Find how many lines in the data below mention "title". Give the number only.

### Dataset excerpts:

● ● ● ●

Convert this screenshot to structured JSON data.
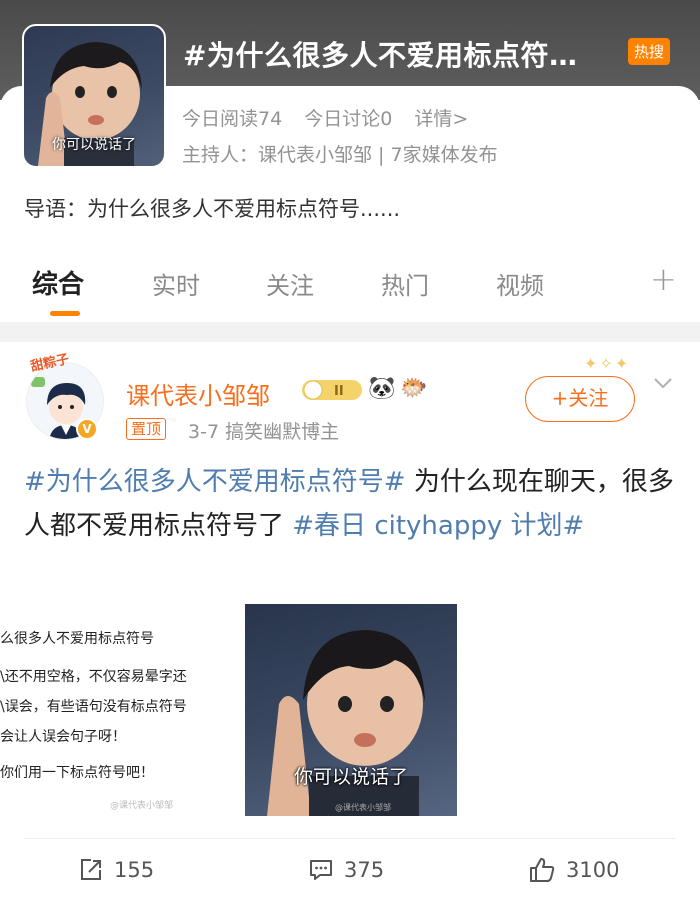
{
  "topic": {
    "title": "#为什么很多人不爱用标点符…",
    "hot_badge": "热搜",
    "thumb_caption": "你可以说话了",
    "stats": {
      "reads": "今日阅读74",
      "discussions": "今日讨论0",
      "details": "详情>"
    },
    "host": "主持人：课代表小邹邹 | 7家媒体发布",
    "intro": "导语：为什么很多人不爱用标点符号......"
  },
  "tabs": [
    {
      "label": "综合"
    },
    {
      "label": "实时"
    },
    {
      "label": "关注"
    },
    {
      "label": "热门"
    },
    {
      "label": "视频"
    }
  ],
  "tab_plus": "+",
  "post": {
    "avatar_sticker": "甜粽子",
    "author": "课代表小邹邹",
    "level": "II",
    "pinned": "置顶",
    "meta": "3-7  搞笑幽默博主",
    "follow": "+关注",
    "text": {
      "tag1": "#为什么很多人不爱用标点符号#",
      "body": " 为什么现在聊天，很多人都不爱用标点符号了 ",
      "tag2": "#春日 cityhappy 计划#"
    },
    "image_left": {
      "lines": [
        "么很多人不爱用标点符号",
        "\\还不用空格，不仅容易晕字还",
        "\\误会，有些语句没有标点符号",
        "会让人误会句子呀！",
        "你们用一下标点符号吧！"
      ],
      "watermark": "@课代表小邹邹"
    },
    "image_right": {
      "caption": "你可以说话了",
      "watermark": "@课代表小邹邹"
    },
    "actions": {
      "reposts": "155",
      "comments": "375",
      "likes": "3100"
    }
  },
  "colors": {
    "accent": "#ff8200",
    "author": "#f86f1e",
    "hashtag": "#507daf"
  }
}
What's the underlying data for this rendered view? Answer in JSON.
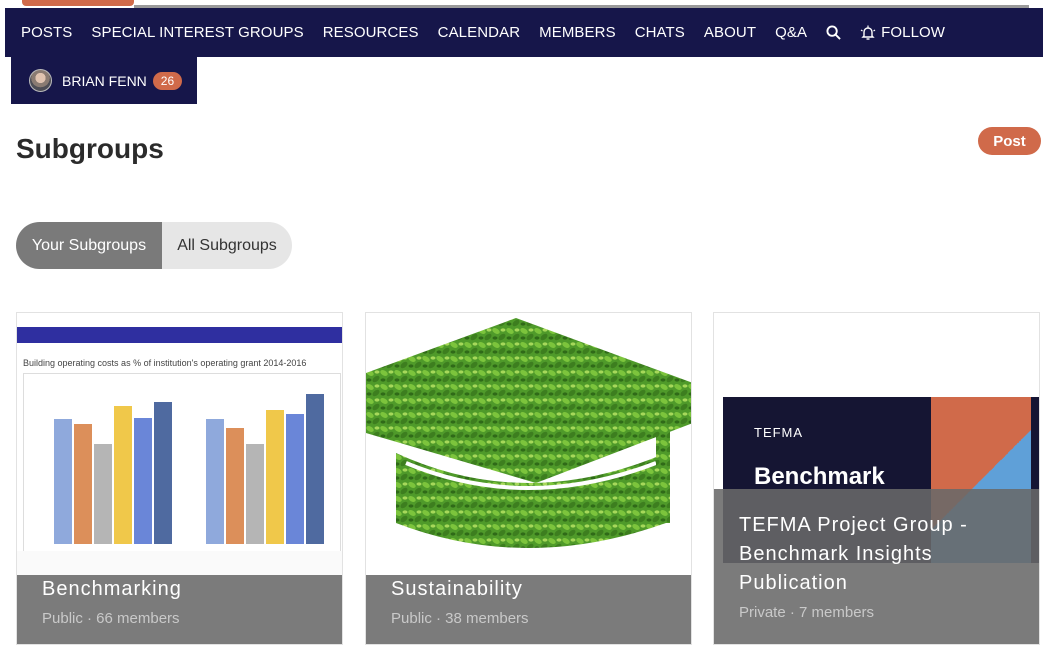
{
  "nav": {
    "items": [
      "POSTS",
      "SPECIAL INTEREST GROUPS",
      "RESOURCES",
      "CALENDAR",
      "MEMBERS",
      "CHATS",
      "ABOUT",
      "Q&A"
    ],
    "search_icon": "search-icon",
    "follow_icon": "bell-icon",
    "follow_label": "FOLLOW"
  },
  "user": {
    "name": "BRIAN FENN",
    "badge_count": "26"
  },
  "page": {
    "title": "Subgroups",
    "post_button": "Post"
  },
  "tabs": {
    "active": "Your Subgroups",
    "inactive": "All Subgroups"
  },
  "cards": [
    {
      "title": "Benchmarking",
      "meta": "Public · 66 members",
      "image_caption": "Building operating costs as % of institution's operating grant 2014-2016"
    },
    {
      "title": "Sustainability",
      "meta": "Public · 38 members"
    },
    {
      "title": "TEFMA Project Group - Benchmark Insights Publication",
      "meta": "Private · 7 members",
      "image_logo": "TEFMA",
      "image_heading": "Benchmark"
    }
  ],
  "colors": {
    "nav_bg": "#16164a",
    "accent": "#d06a4a",
    "overlay": "#696969"
  }
}
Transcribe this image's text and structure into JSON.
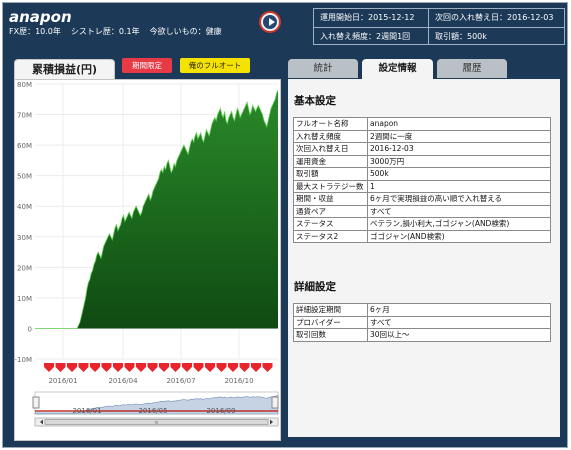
{
  "profile": {
    "name": "anapon",
    "fx_years": "FX歴：10.0年",
    "systrade_years": "シストレ歴：0.1年",
    "want": "今欲しいもの：健康"
  },
  "summary": {
    "start_date": "運用開始日：2015-12-12",
    "next_swap": "次回の入れ替え日：2016-12-03",
    "swap_freq": "入れ替え頻度：2週間1回",
    "lot": "取引額：500k"
  },
  "chart_panel": {
    "tab_label": "累積損益(円)",
    "period_btn": "期間限定",
    "my_fullauto_btn": "俺のフルオート"
  },
  "tabs": {
    "stats": "統計",
    "settings": "設定情報",
    "history": "履歴"
  },
  "basic": {
    "title": "基本設定",
    "rows": [
      {
        "k": "フルオート名称",
        "v": "anapon"
      },
      {
        "k": "入れ替え頻度",
        "v": "2週間に一度"
      },
      {
        "k": "次回入れ替え日",
        "v": "2016-12-03"
      },
      {
        "k": "運用資金",
        "v": "3000万円"
      },
      {
        "k": "取引額",
        "v": "500k"
      },
      {
        "k": "最大ストラテジー数",
        "v": "1"
      },
      {
        "k": "期間・収益",
        "v": "6ヶ月で実現損益の高い順で入れ替える"
      },
      {
        "k": "通貨ペア",
        "v": "すべて"
      },
      {
        "k": "ステータス",
        "v": "ベテラン,損小利大,ゴゴジャン(AND検索)"
      },
      {
        "k": "ステータス2",
        "v": "ゴゴジャン(AND検索)"
      }
    ]
  },
  "detail": {
    "title": "詳細設定",
    "rows": [
      {
        "k": "詳細設定期間",
        "v": "6ヶ月"
      },
      {
        "k": "プロバイダー",
        "v": "すべて"
      },
      {
        "k": "取引回数",
        "v": "30回以上～"
      }
    ]
  },
  "colors": {
    "frame": "#1d3958",
    "area": "#2a8a2a",
    "period_btn": "#e83a44",
    "mine_btn": "#f6e200",
    "markers": "#e8242c"
  },
  "chart_data": {
    "type": "area",
    "ylabels": [
      "80M",
      "70M",
      "60M",
      "50M",
      "40M",
      "30M",
      "20M",
      "10M",
      "0",
      "-10M"
    ],
    "ylim": [
      -10,
      80
    ],
    "xlabels": [
      "2016/01",
      "2016/04",
      "2016/07",
      "2016/10"
    ],
    "navigator_labels": [
      "2016/01",
      "2016/05",
      "2016/09"
    ],
    "series": [
      {
        "values": [
          0,
          0,
          0,
          0,
          0,
          0,
          0,
          0,
          0,
          0,
          0,
          0,
          0,
          0,
          0,
          0,
          0,
          0,
          0,
          0,
          0,
          0,
          0,
          0,
          0,
          0,
          0,
          0,
          0,
          0,
          0,
          1,
          2,
          4,
          6,
          8,
          10,
          13,
          15,
          16,
          18,
          19,
          21,
          22,
          24,
          25,
          24,
          23,
          25,
          27,
          28,
          29,
          30,
          31,
          30,
          29,
          31,
          33,
          34,
          32,
          33,
          34,
          36,
          37,
          35,
          36,
          37,
          38,
          37,
          36,
          38,
          39,
          40,
          39,
          38,
          37,
          38,
          40,
          41,
          42,
          43,
          44,
          42,
          43,
          45,
          46,
          47,
          48,
          49,
          51,
          52,
          51,
          53,
          52,
          54,
          55,
          53,
          51,
          52,
          54,
          53,
          55,
          56,
          57,
          58,
          59,
          60,
          59,
          58,
          57,
          59,
          61,
          62,
          61,
          63,
          64,
          62,
          63,
          64,
          62,
          61,
          63,
          65,
          64,
          63,
          65,
          67,
          68,
          69,
          68,
          70,
          71,
          72,
          70,
          69,
          71,
          68,
          67,
          69,
          70,
          71,
          69,
          68,
          70,
          72,
          71,
          69,
          70,
          71,
          72,
          73,
          74,
          72,
          70,
          71,
          73,
          72,
          71,
          72,
          73,
          72,
          71,
          70,
          68,
          67,
          66,
          68,
          70,
          72,
          73,
          74,
          75,
          77,
          78
        ]
      }
    ]
  }
}
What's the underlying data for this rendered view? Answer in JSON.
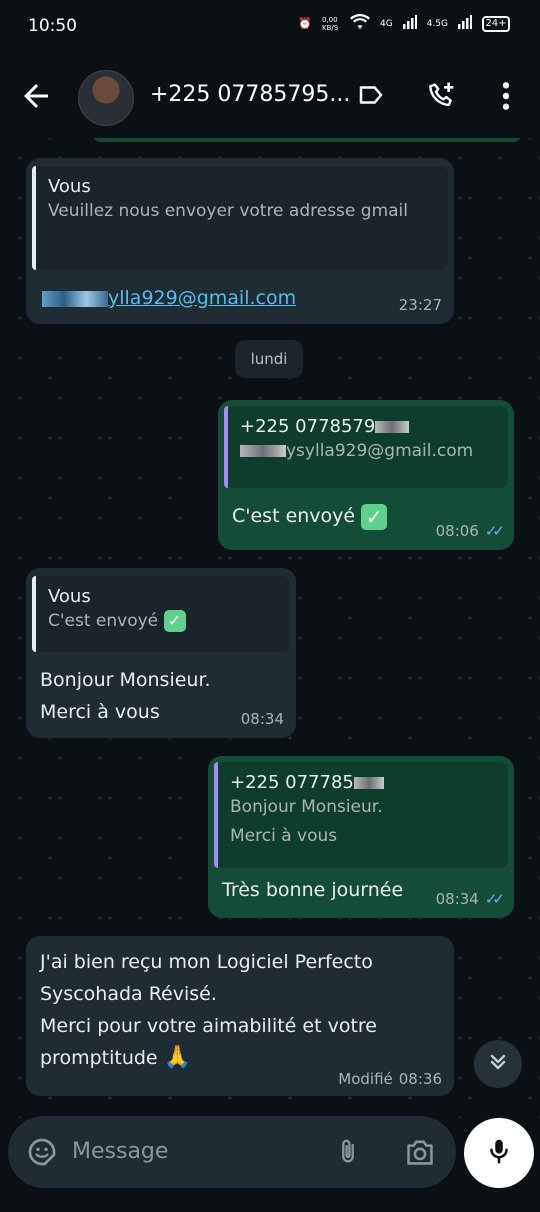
{
  "status_bar": {
    "time": "10:50",
    "net_speed": "0,00 KB/S",
    "network1": "4G",
    "network2": "4.5G",
    "battery": "24+"
  },
  "header": {
    "contact_name": "+225 07785795..."
  },
  "messages": {
    "m1": {
      "quote_name": "Vous",
      "quote_text": "Veuillez nous envoyer votre adresse gmail",
      "text_visible": "ylla929@gmail.com",
      "time": "23:27"
    },
    "day_chip": "lundi",
    "m2": {
      "quote_name": "+225 0778579",
      "quote_text": "ysylla929@gmail.com",
      "text": "C'est envoyé",
      "time": "08:06"
    },
    "m3": {
      "quote_name": "Vous",
      "quote_text": "C'est envoyé",
      "text_line1": "Bonjour Monsieur.",
      "text_line2": "Merci à vous",
      "time": "08:34"
    },
    "m4": {
      "quote_name": "+225 077785",
      "quote_line1": "Bonjour Monsieur.",
      "quote_line2": "Merci à vous",
      "text": "Très bonne journée",
      "time": "08:34"
    },
    "m5": {
      "line1": "J'ai bien reçu mon Logiciel Perfecto",
      "line2": "Syscohada Révisé.",
      "line3": "Merci pour votre aimabilité et votre",
      "line4": "promptitude",
      "edited_label": "Modifié",
      "time": "08:36"
    }
  },
  "input": {
    "placeholder": "Message"
  },
  "colors": {
    "incoming_bubble": "#1f2c33",
    "outgoing_bubble": "#144d37",
    "read_ticks": "#53bdeb",
    "quote_bar_self": "#e9edef",
    "quote_bar_contact": "#a78bfa"
  },
  "icons": [
    "back-arrow-icon",
    "label-icon",
    "add-call-icon",
    "more-vert-icon",
    "sticker-icon",
    "attach-icon",
    "camera-icon",
    "mic-icon",
    "double-chevron-down-icon",
    "check-emoji-icon",
    "pray-emoji-icon"
  ]
}
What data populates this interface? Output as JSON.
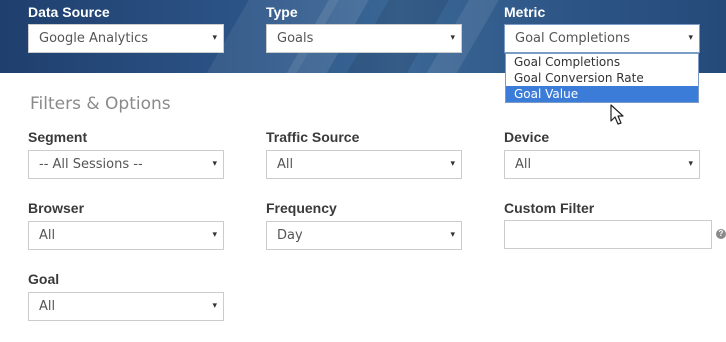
{
  "top": {
    "data_source": {
      "label": "Data Source",
      "value": "Google Analytics"
    },
    "type": {
      "label": "Type",
      "value": "Goals"
    },
    "metric": {
      "label": "Metric",
      "value": "Goal Completions",
      "options": [
        "Goal Completions",
        "Goal Conversion Rate",
        "Goal Value"
      ],
      "highlighted": "Goal Value"
    }
  },
  "filters": {
    "title": "Filters & Options",
    "segment": {
      "label": "Segment",
      "value": "-- All Sessions --"
    },
    "traffic_source": {
      "label": "Traffic Source",
      "value": "All"
    },
    "device": {
      "label": "Device",
      "value": "All"
    },
    "browser": {
      "label": "Browser",
      "value": "All"
    },
    "frequency": {
      "label": "Frequency",
      "value": "Day"
    },
    "custom_filter": {
      "label": "Custom Filter",
      "value": ""
    },
    "goal": {
      "label": "Goal",
      "value": "All"
    }
  },
  "icons": {
    "caret": "▾",
    "help": "?"
  },
  "colors": {
    "banner": "#2c5587",
    "highlight": "#3b7cd9"
  }
}
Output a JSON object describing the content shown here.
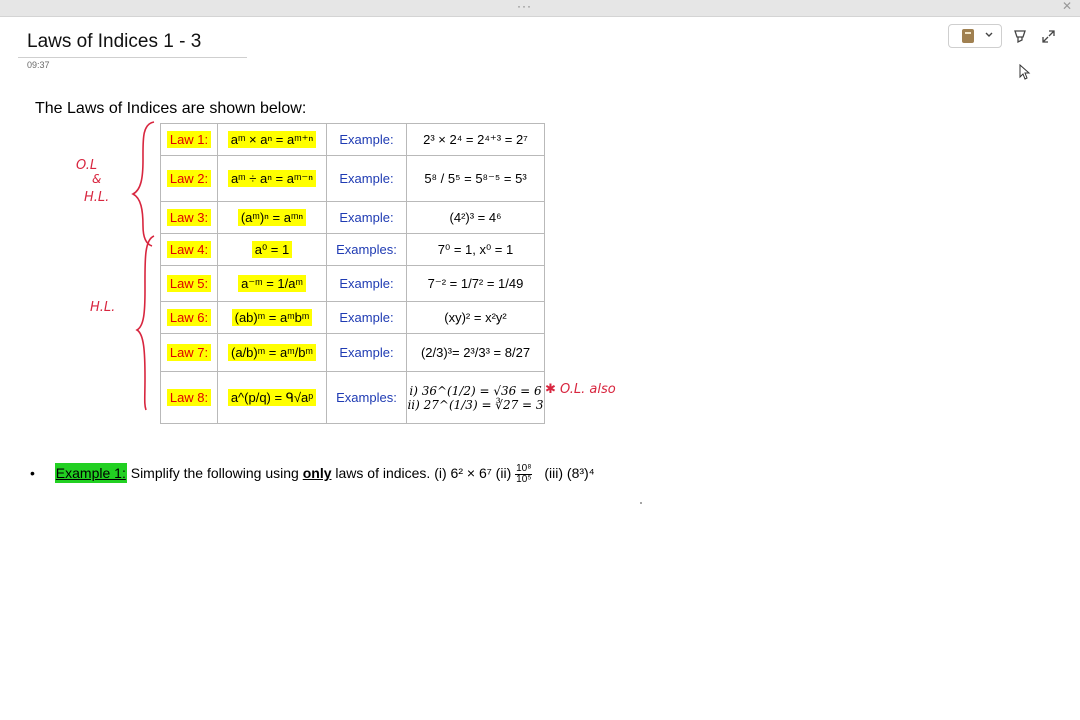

● ● ● ●

### Task result:
8